PAGE EXTRACT.
--- Begin ---
In 2006, the five most important exporters of oil to the United States, in order of importance, were Canada, Mexico, Saudi Arabia, Venezuela, Nigeria, and Iraq. Total imports from these countries were 59 percent of U.S. imports. Of these five, the one most likely to want to hurt the United States is Venezuela or, more accurately, Venezuela’s government under Hugo Chavez. But interestingly, Chavez has done the exact opposite, actually subsidizing oil imports to the northeastern United States. But imagine the worst: imagine that Chavez wanted to target the United States using the “oil weapon.” Say he cuts sales by half to 753,000 barrels a day. The U.S. will respond by scrambling to find other sources of oil. Where will it find them? Let’s go back to Chavez. He needs to find people in other countries to sell this 753,000 barrels a day to. Let’s say he ships the oil to buyers in China. Then those buyers in China will find that they want to buy 753,000 fewer barrels from their suppliers, say Iraq or Saudi Arabia. Presto! The American buyers’ problems are solved because they can get their 753,000 barrels elsewhere. In short, when the government of one country tries to selectively target people in another country, but still wishes to maintain output, it can’t succeed. The selective “oil weapon” is a dud. It’s like a game of musical chairs with the same number of chairs as players. The game would be awfully boring, which is why it is not played that way. But in the case of international trade, boring is good.
It is unlikely that the government of Venezuela or of any country would maintain output simply by selling the freed-up supply to people in only one other country. It is also unlikely that people in the targeted country would get supplies from producers in only two other countries. But that complication doesn’t change the conclusion.
--- End ---
DATASET CONTENT.
--- Begin ---
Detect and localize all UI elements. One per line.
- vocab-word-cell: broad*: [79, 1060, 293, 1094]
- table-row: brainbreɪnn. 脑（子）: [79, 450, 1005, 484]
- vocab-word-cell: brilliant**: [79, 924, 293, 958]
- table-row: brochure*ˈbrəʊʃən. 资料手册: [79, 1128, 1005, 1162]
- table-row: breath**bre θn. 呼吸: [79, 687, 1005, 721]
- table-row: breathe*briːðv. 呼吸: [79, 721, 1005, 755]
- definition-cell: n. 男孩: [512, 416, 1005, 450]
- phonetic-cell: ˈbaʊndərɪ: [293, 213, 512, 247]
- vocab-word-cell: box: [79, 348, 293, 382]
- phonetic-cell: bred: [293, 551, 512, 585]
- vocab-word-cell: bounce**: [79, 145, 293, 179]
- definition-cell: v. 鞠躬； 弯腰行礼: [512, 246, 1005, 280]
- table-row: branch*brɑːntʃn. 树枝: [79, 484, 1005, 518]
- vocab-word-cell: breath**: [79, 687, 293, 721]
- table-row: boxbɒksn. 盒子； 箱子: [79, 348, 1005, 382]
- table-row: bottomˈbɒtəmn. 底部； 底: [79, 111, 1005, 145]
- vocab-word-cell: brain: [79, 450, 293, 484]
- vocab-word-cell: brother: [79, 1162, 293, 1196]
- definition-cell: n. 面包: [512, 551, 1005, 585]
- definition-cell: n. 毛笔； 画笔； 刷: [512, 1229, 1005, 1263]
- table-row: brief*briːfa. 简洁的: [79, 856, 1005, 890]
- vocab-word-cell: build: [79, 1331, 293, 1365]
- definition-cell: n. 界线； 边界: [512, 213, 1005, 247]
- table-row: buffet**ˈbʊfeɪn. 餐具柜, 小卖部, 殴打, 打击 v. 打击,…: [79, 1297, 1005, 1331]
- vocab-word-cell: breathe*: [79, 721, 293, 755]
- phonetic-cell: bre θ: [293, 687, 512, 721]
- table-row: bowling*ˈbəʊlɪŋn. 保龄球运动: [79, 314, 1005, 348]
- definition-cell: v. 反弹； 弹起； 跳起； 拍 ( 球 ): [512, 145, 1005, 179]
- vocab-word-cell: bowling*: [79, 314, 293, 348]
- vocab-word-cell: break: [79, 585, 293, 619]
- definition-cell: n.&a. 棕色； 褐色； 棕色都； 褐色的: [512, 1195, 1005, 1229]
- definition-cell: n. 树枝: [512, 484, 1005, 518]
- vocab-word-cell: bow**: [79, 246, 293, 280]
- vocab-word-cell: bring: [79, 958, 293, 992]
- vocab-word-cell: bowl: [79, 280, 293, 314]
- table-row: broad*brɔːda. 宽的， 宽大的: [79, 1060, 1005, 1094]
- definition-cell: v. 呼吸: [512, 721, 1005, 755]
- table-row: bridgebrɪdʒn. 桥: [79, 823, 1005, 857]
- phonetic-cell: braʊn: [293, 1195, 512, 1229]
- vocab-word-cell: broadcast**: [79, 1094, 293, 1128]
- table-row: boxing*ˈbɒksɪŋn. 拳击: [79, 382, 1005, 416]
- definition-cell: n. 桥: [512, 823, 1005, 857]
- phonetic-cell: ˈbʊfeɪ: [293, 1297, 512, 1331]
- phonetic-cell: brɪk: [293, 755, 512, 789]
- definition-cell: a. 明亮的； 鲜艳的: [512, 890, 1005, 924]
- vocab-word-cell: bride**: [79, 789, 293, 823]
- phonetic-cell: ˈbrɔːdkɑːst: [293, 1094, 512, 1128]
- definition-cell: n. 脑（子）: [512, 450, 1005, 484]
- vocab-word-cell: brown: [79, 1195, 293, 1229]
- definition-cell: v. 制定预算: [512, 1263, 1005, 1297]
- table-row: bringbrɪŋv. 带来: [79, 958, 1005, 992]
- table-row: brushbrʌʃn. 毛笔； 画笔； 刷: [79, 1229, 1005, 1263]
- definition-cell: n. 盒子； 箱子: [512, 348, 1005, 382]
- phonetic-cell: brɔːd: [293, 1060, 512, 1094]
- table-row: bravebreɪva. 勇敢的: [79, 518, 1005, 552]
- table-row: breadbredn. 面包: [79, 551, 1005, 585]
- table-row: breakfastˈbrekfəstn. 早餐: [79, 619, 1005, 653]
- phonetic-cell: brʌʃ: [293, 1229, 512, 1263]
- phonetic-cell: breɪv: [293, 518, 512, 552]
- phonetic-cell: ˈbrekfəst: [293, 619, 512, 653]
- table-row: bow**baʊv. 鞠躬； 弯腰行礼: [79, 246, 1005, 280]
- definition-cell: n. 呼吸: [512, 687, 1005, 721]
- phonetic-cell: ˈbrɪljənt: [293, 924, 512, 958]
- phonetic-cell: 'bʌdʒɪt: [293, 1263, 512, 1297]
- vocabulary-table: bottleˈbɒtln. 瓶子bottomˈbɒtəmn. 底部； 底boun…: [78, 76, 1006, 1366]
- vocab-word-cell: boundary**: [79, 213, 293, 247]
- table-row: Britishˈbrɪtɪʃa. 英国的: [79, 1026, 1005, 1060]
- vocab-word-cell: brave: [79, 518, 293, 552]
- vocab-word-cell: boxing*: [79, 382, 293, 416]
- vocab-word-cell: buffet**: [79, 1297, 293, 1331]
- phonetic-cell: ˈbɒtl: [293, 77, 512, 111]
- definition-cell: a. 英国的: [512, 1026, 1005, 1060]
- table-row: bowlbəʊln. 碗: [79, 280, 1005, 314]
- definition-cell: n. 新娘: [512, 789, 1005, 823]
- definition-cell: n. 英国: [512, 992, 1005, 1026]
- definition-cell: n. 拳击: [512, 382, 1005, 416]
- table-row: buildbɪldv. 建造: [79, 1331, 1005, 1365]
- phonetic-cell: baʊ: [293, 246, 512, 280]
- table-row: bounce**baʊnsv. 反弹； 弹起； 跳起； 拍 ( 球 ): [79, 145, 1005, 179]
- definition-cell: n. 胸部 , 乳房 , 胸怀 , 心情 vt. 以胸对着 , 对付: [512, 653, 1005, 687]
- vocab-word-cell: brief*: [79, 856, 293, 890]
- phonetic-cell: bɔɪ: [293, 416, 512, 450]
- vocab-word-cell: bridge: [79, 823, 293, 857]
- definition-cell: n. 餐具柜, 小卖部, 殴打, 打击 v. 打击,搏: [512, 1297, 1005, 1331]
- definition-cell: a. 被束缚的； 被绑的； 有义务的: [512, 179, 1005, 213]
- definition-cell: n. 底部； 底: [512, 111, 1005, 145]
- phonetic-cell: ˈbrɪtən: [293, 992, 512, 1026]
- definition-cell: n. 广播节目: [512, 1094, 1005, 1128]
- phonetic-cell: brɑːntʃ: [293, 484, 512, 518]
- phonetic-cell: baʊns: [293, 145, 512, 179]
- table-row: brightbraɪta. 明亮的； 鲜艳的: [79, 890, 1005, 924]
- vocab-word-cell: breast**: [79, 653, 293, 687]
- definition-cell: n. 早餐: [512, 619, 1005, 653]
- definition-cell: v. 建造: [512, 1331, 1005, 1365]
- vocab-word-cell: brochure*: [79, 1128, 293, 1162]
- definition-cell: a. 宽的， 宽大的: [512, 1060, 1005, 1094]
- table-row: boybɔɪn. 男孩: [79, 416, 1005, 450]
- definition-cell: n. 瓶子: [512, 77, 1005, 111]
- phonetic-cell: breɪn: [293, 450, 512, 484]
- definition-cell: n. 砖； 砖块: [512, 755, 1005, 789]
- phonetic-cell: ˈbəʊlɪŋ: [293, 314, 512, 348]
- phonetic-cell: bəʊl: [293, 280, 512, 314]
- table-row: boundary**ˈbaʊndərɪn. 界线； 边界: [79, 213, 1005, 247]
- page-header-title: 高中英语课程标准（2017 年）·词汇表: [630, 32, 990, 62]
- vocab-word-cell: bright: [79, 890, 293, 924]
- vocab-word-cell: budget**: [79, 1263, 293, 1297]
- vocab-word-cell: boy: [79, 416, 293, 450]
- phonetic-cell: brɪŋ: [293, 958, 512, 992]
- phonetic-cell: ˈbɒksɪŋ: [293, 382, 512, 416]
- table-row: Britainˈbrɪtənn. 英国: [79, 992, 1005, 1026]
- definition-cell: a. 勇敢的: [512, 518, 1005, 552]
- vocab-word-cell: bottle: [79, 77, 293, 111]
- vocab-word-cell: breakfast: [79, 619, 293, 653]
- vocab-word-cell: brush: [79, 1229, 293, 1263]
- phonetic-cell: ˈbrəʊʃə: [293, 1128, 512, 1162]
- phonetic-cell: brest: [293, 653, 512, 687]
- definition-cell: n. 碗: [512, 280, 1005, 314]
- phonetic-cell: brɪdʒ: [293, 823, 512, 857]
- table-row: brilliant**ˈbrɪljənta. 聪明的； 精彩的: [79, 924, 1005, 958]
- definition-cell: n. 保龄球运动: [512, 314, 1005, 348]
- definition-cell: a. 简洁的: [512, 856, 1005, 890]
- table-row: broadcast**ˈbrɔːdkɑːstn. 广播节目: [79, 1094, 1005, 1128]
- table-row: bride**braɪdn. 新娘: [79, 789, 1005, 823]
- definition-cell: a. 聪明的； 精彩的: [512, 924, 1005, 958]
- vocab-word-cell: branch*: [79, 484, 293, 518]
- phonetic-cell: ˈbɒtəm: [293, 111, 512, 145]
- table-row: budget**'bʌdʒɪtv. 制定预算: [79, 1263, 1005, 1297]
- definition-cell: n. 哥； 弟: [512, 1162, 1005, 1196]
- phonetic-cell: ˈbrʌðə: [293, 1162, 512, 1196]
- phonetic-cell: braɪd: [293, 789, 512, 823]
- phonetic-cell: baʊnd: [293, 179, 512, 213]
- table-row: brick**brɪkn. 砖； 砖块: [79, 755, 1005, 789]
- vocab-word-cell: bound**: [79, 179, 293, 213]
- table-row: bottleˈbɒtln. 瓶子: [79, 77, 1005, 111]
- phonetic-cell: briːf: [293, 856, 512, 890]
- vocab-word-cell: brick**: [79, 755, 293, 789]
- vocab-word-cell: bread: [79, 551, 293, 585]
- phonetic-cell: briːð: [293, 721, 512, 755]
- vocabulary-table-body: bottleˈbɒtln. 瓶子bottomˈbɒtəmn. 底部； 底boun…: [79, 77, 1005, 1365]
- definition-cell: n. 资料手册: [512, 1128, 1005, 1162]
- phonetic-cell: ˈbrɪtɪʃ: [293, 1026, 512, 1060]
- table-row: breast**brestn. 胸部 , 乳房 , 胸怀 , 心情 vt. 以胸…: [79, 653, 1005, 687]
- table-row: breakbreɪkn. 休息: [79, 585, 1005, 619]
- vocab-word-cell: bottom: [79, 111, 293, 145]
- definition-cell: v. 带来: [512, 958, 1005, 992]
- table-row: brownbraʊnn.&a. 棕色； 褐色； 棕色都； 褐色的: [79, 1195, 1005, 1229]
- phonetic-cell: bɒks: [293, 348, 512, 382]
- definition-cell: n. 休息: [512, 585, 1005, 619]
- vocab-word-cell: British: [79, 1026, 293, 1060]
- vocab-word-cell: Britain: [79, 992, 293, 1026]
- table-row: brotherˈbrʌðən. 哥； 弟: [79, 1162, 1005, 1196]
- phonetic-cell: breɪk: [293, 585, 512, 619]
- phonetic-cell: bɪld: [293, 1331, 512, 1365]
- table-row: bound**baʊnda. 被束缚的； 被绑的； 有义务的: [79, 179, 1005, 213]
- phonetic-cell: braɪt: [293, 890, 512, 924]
--- End ---
SET TASKS.
A: Answer these questions from the oil-weapon passage:
(i) To which part of the United States has Chavez subsidized oil imports?
(ii) What game is the situation compared to?
(iii) From producers in how many other countries alone does the passage call it unlikely that the targeted country would get supplies?
B: Decide whether each statement agrees with the oil-weapon passage. Answer yes or no, and quote the words that settle it.
(i) Chavez has subsidized oil imports to the northeastern United States.
(ii) In the imagined case, Chavez ships the oil to buyers in India.
(iii) The complication raised at the end changes the conclusion.
The items are separate material and have no connection to the oil-weapon passage.

RESPONSES TO THE EXERCISE.
A:
(i) The northeastern United States
(ii) Musical chairs with the same number of chairs as players
(iii) Two

B:
(i) Yes: "Chavez has done the exact opposite, actually subsidizing oil imports to the northeastern United States."
(ii) No: "Let’s say he ships the oil to buyers in China."
(iii) No: "But that complication doesn’t change the conclusion."